PROBLEM REQUIREMENTS: How many lines of these entries hold the string "prefix"? Answer with the number alone.

[Collection entries]
━━━━━━━━━━━━━━━━

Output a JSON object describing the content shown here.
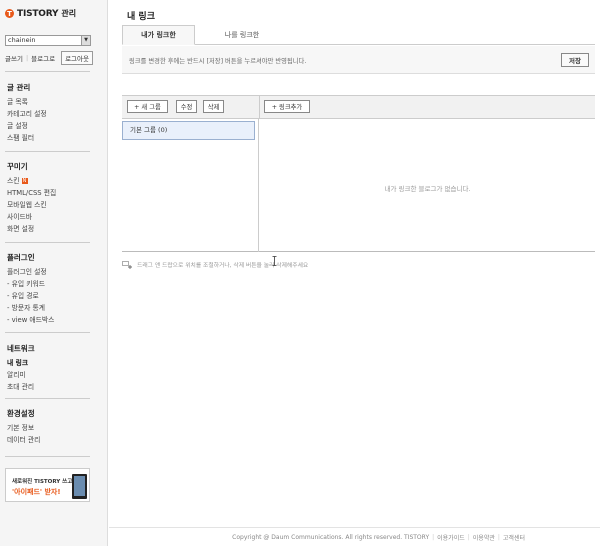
{
  "brand": {
    "badge": "T",
    "name": "TISTORY",
    "suffix": "관리"
  },
  "blog_selector": {
    "value": "chainein"
  },
  "top_links": {
    "write": "글쓰기",
    "blog": "블로그로",
    "logout": "로그아웃"
  },
  "nav": [
    {
      "title": "글 관리",
      "items": [
        "글 목록",
        "카테고리 설정",
        "글 설정",
        "스팸 필터"
      ]
    },
    {
      "title": "꾸미기",
      "items": [
        "스킨",
        "HTML/CSS 편집",
        "모바일웹 스킨",
        "사이드바",
        "화면 설정"
      ]
    },
    {
      "title": "플러그인",
      "items": [
        "플러그인 설정",
        "- 유입 키워드",
        "- 유입 경로",
        "- 방문자 통계",
        "- view 애드박스"
      ]
    },
    {
      "title": "네트워크",
      "items": [
        "내 링크",
        "알리미",
        "초대 관리"
      ]
    },
    {
      "title": "환경설정",
      "items": [
        "기본 정보",
        "데이터 관리"
      ]
    }
  ],
  "ad": {
    "line1": "새로워진 TISTORY 쓰고",
    "line2": "'아이패드' 받자!"
  },
  "main": {
    "title": "내 링크",
    "tabs": [
      {
        "label": "내가 링크한"
      },
      {
        "label": "나를 링크한"
      }
    ],
    "notice": "링크를 변경한 후에는 반드시 [저장] 버튼을 누르셔야만 반영됩니다.",
    "save_label": "저장",
    "toolbar": {
      "new_group": "+ 새 그룹",
      "edit": "수정",
      "delete": "삭제",
      "add_link": "+ 링크추가"
    },
    "groups": [
      {
        "label": "기본 그룹 (0)"
      }
    ],
    "empty_message": "내가 링크한 블로그가 없습니다.",
    "hint": "드래그 앤 드랍으로 위치를 조절하거나, 삭제 버튼을 눌러 삭제해주세요"
  },
  "footer": {
    "copyright": "Copyright @ Daum Communications. All rights reserved. TISTORY",
    "links": [
      "이용가이드",
      "이용약관",
      "고객센터"
    ]
  }
}
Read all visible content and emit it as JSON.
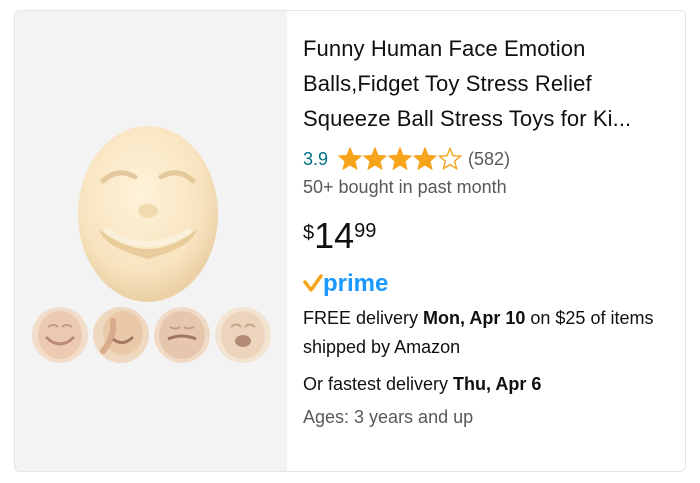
{
  "product": {
    "title": "Funny Human Face Emotion Balls,Fidget Toy Stress Relief Squeeze Ball Stress Toys for Ki...",
    "rating_value": "3.9",
    "rating_stars": 3.9,
    "review_count": "(582)",
    "bought_text": "50+ bought in past month",
    "price": {
      "symbol": "$",
      "whole": "14",
      "fraction": "99"
    },
    "prime_label": "prime",
    "delivery": {
      "prefix": "FREE delivery ",
      "date": "Mon, Apr 10",
      "suffix": " on $25 of items shipped by Amazon"
    },
    "fastest": {
      "prefix": "Or fastest delivery ",
      "date": "Thu, Apr 6"
    },
    "ages": "Ages: 3 years and up"
  },
  "media": {
    "main_image": "smiling-face-ball",
    "thumbnails": [
      "face-ball-variant-1",
      "face-ball-variant-2",
      "face-ball-variant-3",
      "face-ball-variant-4"
    ]
  },
  "colors": {
    "star": "#f7a41d",
    "rating_link": "#007185",
    "prime_blue": "#1a98ff",
    "prime_check": "#f7a41d"
  }
}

━━━━━━━━━━━━━━━━

SOLUTION TO THE EXERCISE: 2